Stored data

[BEGIN]

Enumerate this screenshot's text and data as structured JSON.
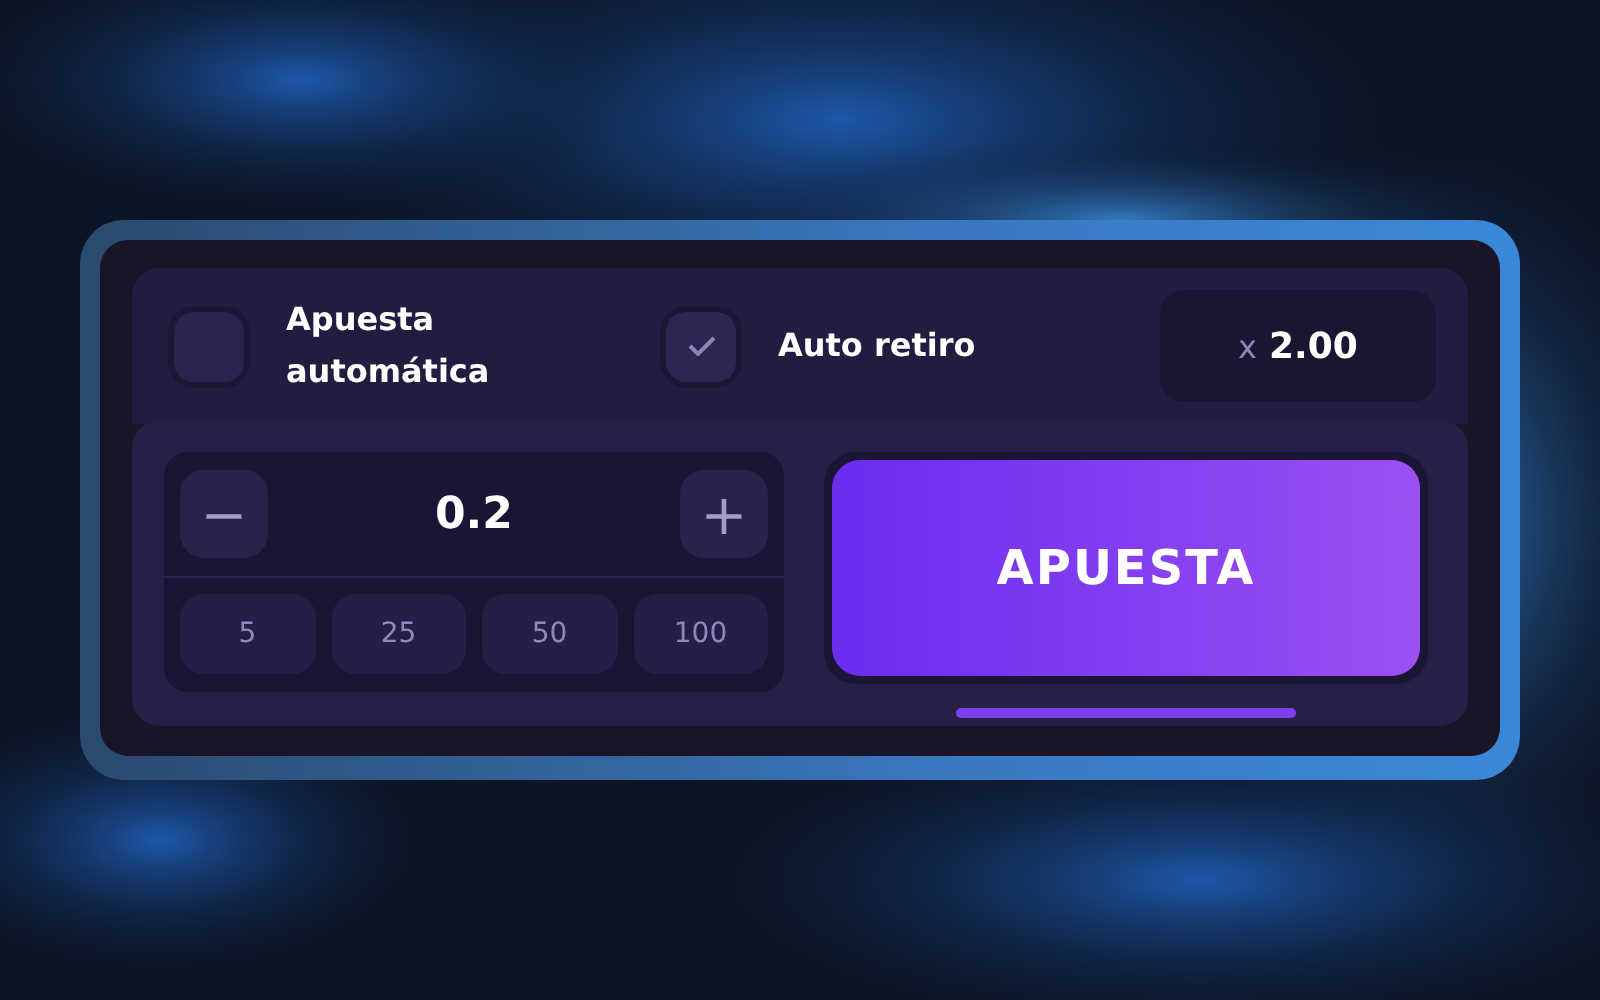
{
  "auto_bet": {
    "label": "Apuesta automática",
    "checked": false
  },
  "auto_cashout": {
    "label": "Auto retiro",
    "checked": true,
    "prefix": "x",
    "value": "2.00"
  },
  "stake": {
    "minus": "−",
    "value": "0.2",
    "plus": "+"
  },
  "quick_amounts": [
    "5",
    "25",
    "50",
    "100"
  ],
  "bet_button": {
    "label": "APUESTA"
  }
}
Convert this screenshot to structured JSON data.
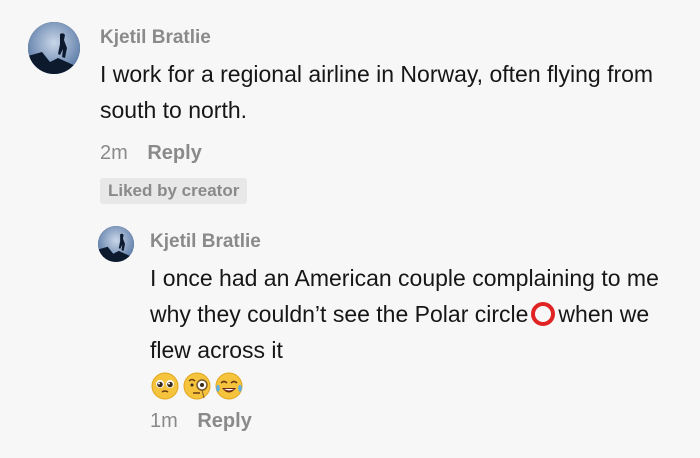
{
  "comment": {
    "username": "Kjetil Bratlie",
    "text": "I work for a regional airline in Norway, often flying from south to north.",
    "time": "2m",
    "reply_label": "Reply",
    "liked_badge": "Liked by creator"
  },
  "reply": {
    "username": "Kjetil Bratlie",
    "text_line1": "I once had an American couple complaining to me why they couldn’t see the Polar circle",
    "text_line2": "when we flew across it",
    "circle_icon": "hollow-red-circle-icon",
    "emojis": [
      "pleading-face-icon",
      "face-with-monocle-icon",
      "tears-of-joy-icon"
    ],
    "time": "1m",
    "reply_label": "Reply"
  },
  "colors": {
    "background": "#f7f7f7",
    "username": "#8a8a8a",
    "text": "#161616",
    "badge_bg": "#e8e8e8",
    "red_circle": "#e02424"
  }
}
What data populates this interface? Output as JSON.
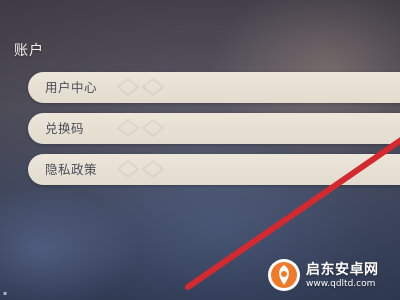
{
  "account_section": {
    "title": "账户",
    "items": [
      {
        "label": "用户中心"
      },
      {
        "label": "兑换码"
      },
      {
        "label": "隐私政策"
      }
    ]
  },
  "watermark": {
    "brand": "启东安卓网",
    "url": "www.qdltd.com"
  },
  "colors": {
    "item_background": "#e7e1d5",
    "item_text": "#4a4e5a",
    "annotation_line": "#d42a2f",
    "logo_orange": "#f07a2a"
  }
}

[END]

• **Required task**:
Make an exact reproduction of the listing above, without any pictures.

• **Expected answer**:
Enumerate this screenshot's text and data as structured JSON.
{
  "auto_bet": {
    "label": "Apuesta automática",
    "checked": false
  },
  "auto_cashout": {
    "label": "Auto retiro",
    "checked": true,
    "prefix": "x",
    "value": "2.00"
  },
  "stake": {
    "minus": "−",
    "value": "0.2",
    "plus": "+"
  },
  "quick_amounts": [
    "5",
    "25",
    "50",
    "100"
  ],
  "bet_button": {
    "label": "APUESTA"
  }
}
Convert this screenshot to structured JSON data.
{
  "comment": {
    "username": "Kjetil Bratlie",
    "text": "I work for a regional airline in Norway, often flying from south to north.",
    "time": "2m",
    "reply_label": "Reply",
    "liked_badge": "Liked by creator"
  },
  "reply": {
    "username": "Kjetil Bratlie",
    "text_line1": "I once had an American couple complaining to me why they couldn’t see the Polar circle",
    "text_line2": "when we flew across it",
    "circle_icon": "hollow-red-circle-icon",
    "emojis": [
      "pleading-face-icon",
      "face-with-monocle-icon",
      "tears-of-joy-icon"
    ],
    "time": "1m",
    "reply_label": "Reply"
  },
  "colors": {
    "background": "#f7f7f7",
    "username": "#8a8a8a",
    "text": "#161616",
    "badge_bg": "#e8e8e8",
    "red_circle": "#e02424"
  }
}
What data populates this interface? Output as JSON.
{
  "account_section": {
    "title": "账户",
    "items": [
      {
        "label": "用户中心"
      },
      {
        "label": "兑换码"
      },
      {
        "label": "隐私政策"
      }
    ]
  },
  "watermark": {
    "brand": "启东安卓网",
    "url": "www.qdltd.com"
  },
  "colors": {
    "item_background": "#e7e1d5",
    "item_text": "#4a4e5a",
    "annotation_line": "#d42a2f",
    "logo_orange": "#f07a2a"
  }
}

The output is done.